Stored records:
--

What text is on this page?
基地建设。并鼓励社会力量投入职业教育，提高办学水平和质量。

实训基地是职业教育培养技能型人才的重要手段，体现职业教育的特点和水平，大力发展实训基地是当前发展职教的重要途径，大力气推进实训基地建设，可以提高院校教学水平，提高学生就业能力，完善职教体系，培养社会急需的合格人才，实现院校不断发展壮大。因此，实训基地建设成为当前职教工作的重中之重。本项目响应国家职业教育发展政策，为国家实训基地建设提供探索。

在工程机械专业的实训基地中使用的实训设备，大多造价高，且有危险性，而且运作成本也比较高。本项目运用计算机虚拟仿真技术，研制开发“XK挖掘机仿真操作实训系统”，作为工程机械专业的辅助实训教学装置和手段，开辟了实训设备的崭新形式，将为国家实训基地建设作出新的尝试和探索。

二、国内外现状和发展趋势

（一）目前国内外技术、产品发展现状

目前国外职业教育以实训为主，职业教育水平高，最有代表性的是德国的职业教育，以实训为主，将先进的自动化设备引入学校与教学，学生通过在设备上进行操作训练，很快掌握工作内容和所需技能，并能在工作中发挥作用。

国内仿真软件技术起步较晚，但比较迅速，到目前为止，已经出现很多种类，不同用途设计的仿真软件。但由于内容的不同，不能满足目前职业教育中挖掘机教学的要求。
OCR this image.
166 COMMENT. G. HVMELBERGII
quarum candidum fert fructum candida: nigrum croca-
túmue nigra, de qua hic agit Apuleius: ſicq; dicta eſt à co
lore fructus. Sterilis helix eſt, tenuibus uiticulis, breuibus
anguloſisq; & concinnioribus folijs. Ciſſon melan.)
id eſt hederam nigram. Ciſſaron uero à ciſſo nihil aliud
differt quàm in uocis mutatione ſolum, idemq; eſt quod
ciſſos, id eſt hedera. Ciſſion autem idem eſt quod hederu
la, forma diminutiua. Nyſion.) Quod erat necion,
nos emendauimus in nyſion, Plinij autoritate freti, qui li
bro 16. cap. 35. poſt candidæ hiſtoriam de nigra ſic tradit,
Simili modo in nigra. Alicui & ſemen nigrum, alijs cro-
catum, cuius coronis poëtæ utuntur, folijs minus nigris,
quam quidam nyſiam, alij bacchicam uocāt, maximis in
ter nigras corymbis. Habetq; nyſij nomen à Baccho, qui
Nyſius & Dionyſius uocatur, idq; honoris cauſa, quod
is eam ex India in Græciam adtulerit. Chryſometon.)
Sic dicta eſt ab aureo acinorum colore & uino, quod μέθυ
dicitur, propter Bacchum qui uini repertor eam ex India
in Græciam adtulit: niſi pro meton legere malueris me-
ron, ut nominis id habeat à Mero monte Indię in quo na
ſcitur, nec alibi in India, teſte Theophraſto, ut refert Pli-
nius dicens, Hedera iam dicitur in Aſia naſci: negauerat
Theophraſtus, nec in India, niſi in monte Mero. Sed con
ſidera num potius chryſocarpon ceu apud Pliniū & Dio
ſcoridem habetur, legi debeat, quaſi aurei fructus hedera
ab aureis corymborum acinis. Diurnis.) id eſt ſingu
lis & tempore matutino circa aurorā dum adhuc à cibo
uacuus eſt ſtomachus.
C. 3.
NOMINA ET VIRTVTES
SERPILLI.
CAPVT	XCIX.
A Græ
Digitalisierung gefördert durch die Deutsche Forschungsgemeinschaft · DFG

--

→ Exercise
Your task is to repeat every entry exactly.

→ Written answer
What text is on this page?
基地建设。并鼓励社会力量投入职业教育，提高办学水平和质量。

实训基地是职业教育培养技能型人才的重要手段，体现职业教育的特点和水平，大力发展实训基地是当前发展职教的重要途径，大力气推进实训基地建设，可以提高院校教学水平，提高学生就业能力，完善职教体系，培养社会急需的合格人才，实现院校不断发展壮大。因此，实训基地建设成为当前职教工作的重中之重。本项目响应国家职业教育发展政策，为国家实训基地建设提供探索。

在工程机械专业的实训基地中使用的实训设备，大多造价高，且有危险性，而且运作成本也比较高。本项目运用计算机虚拟仿真技术，研制开发“XK挖掘机仿真操作实训系统”，作为工程机械专业的辅助实训教学装置和手段，开辟了实训设备的崭新形式，将为国家实训基地建设作出新的尝试和探索。

二、国内外现状和发展趋势

（一）目前国内外技术、产品发展现状

目前国外职业教育以实训为主，职业教育水平高，最有代表性的是德国的职业教育，以实训为主，将先进的自动化设备引入学校与教学，学生通过在设备上进行操作训练，很快掌握工作内容和所需技能，并能在工作中发挥作用。

国内仿真软件技术起步较晚，但比较迅速，到目前为止，已经出现很多种类，不同用途设计的仿真软件。但由于内容的不同，不能满足目前职业教育中挖掘机教学的要求。
OCR this image.
166 COMMENT. G. HVMELBERGII
quarum candidum fert fructum candida: nigrum croca-
túmue nigra, de qua hic agit Apuleius: ſicq; dicta eſt à co
lore fructus. Sterilis helix eſt, tenuibus uiticulis, breuibus
anguloſisq; & concinnioribus folijs. Ciſſon melan.)
id eſt hederam nigram. Ciſſaron uero à ciſſo nihil aliud
differt quàm in uocis mutatione ſolum, idemq; eſt quod
ciſſos, id eſt hedera. Ciſſion autem idem eſt quod hederu
la, forma diminutiua. Nyſion.) Quod erat necion,
nos emendauimus in nyſion, Plinij autoritate freti, qui li
bro 16. cap. 35. poſt candidæ hiſtoriam de nigra ſic tradit,
Simili modo in nigra. Alicui & ſemen nigrum, alijs cro-
catum, cuius coronis poëtæ utuntur, folijs minus nigris,
quam quidam nyſiam, alij bacchicam uocāt, maximis in
ter nigras corymbis. Habetq; nyſij nomen à Baccho, qui
Nyſius & Dionyſius uocatur, idq; honoris cauſa, quod
is eam ex India in Græciam adtulerit. Chryſometon.)
Sic dicta eſt ab aureo acinorum colore & uino, quod μέθυ
dicitur, propter Bacchum qui uini repertor eam ex India
in Græciam adtulit: niſi pro meton legere malueris me-
ron, ut nominis id habeat à Mero monte Indię in quo na
ſcitur, nec alibi in India, teſte Theophraſto, ut refert Pli-
nius dicens, Hedera iam dicitur in Aſia naſci: negauerat
Theophraſtus, nec in India, niſi in monte Mero. Sed con
ſidera num potius chryſocarpon ceu apud Pliniū & Dio
ſcoridem habetur, legi debeat, quaſi aurei fructus hedera
ab aureis corymborum acinis. Diurnis.) id eſt ſingu
lis & tempore matutino circa aurorā dum adhuc à cibo
uacuus eſt ſtomachus.
C. 3.
NOMINA ET VIRTVTES
SERPILLI.
CAPVT	XCIX.
A Græ
Digitalisierung gefördert durch die Deutsche Forschungsgemeinschaft · DFG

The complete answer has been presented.